* [DATA SUPPLIED]
****************

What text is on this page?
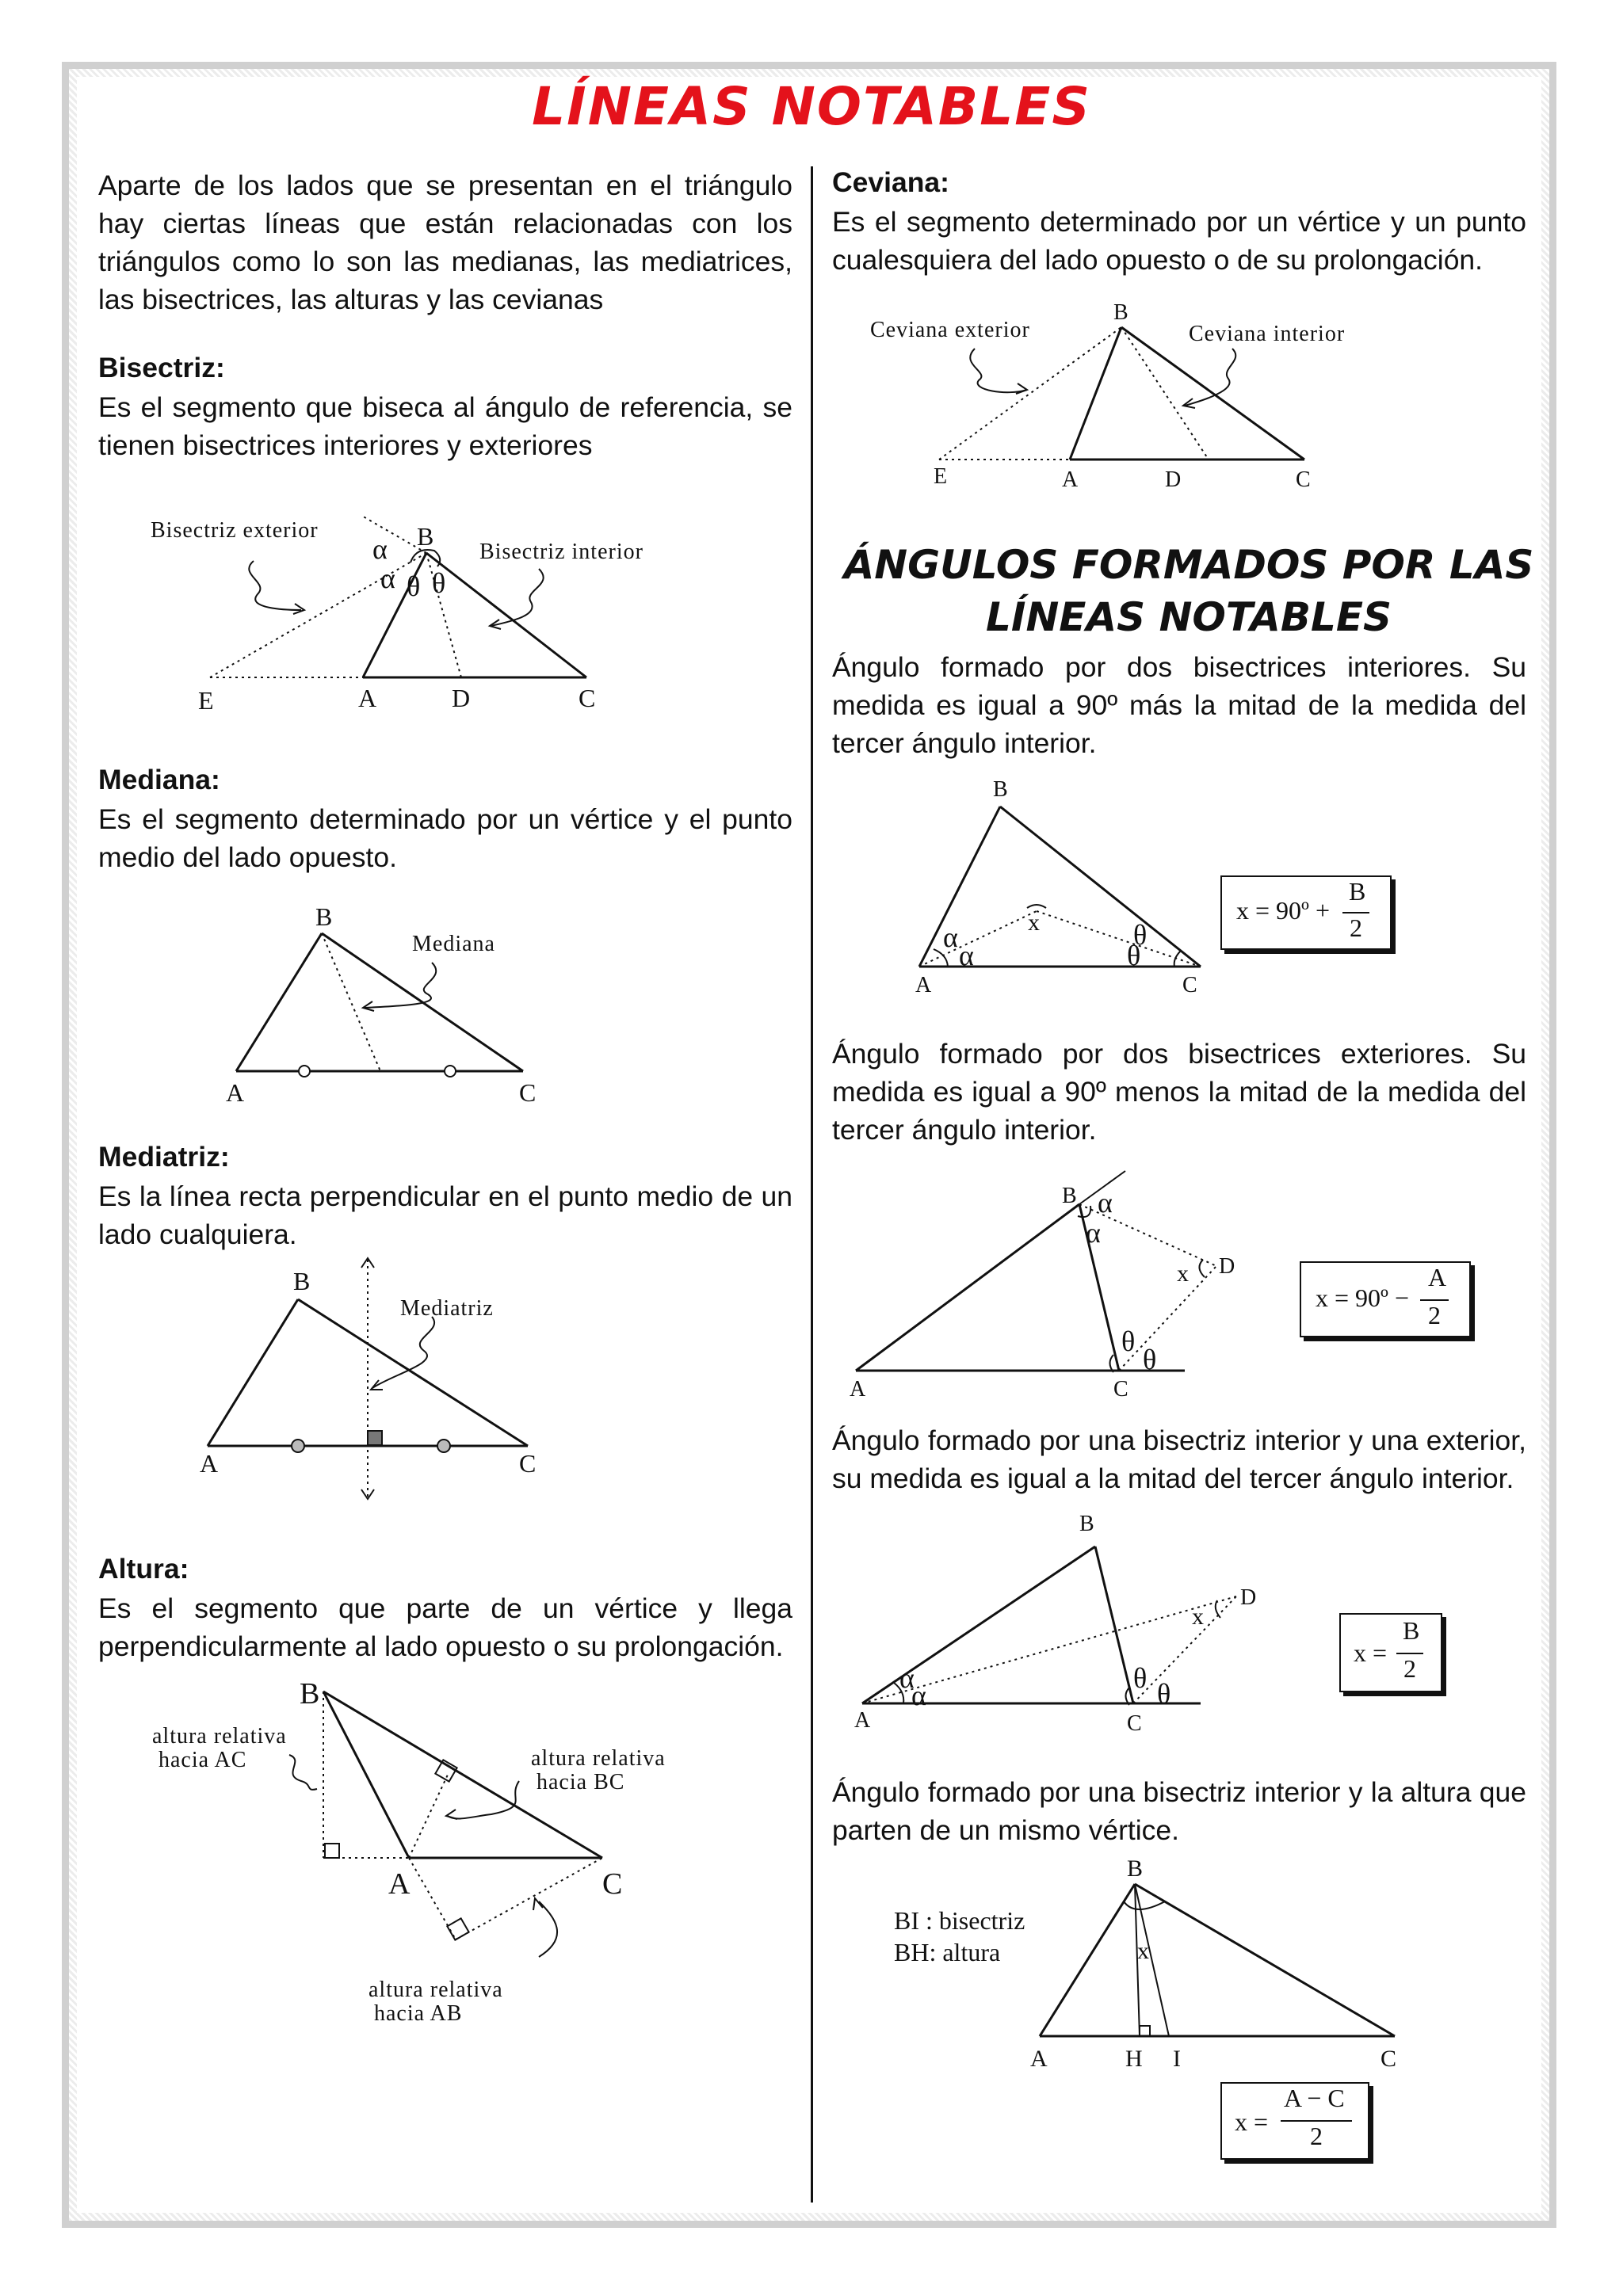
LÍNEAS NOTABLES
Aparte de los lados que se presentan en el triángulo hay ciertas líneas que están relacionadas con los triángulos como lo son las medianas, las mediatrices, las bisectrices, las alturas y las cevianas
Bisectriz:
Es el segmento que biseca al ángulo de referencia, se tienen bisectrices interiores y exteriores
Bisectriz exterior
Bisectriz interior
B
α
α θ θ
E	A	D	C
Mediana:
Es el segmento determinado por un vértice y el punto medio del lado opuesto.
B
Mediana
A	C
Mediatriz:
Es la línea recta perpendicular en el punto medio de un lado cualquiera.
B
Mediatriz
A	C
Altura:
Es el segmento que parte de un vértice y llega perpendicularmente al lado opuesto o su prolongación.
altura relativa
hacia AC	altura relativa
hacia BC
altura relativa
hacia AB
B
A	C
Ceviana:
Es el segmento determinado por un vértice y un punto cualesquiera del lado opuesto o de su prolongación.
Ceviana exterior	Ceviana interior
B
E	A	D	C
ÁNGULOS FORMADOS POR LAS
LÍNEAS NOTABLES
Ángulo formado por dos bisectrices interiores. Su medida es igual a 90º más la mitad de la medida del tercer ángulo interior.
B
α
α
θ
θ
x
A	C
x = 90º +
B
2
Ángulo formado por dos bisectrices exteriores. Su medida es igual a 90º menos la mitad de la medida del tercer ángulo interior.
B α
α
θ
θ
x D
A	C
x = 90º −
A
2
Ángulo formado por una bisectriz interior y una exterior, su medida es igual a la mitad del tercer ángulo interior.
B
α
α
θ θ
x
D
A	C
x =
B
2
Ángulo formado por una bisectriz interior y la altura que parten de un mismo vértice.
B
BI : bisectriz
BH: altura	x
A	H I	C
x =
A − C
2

****************

* [TASK PROMPT] Extract each line from the listing that holds the word "prolongación".

* [SOLUTION FOR THIS PROBLEM]
Es el segmento que parte de un vértice y llega perpendicularmente al lado opuesto o su prolongación.
Es el segmento determinado por un vértice y un punto cualesquiera del lado opuesto o de su prolongación.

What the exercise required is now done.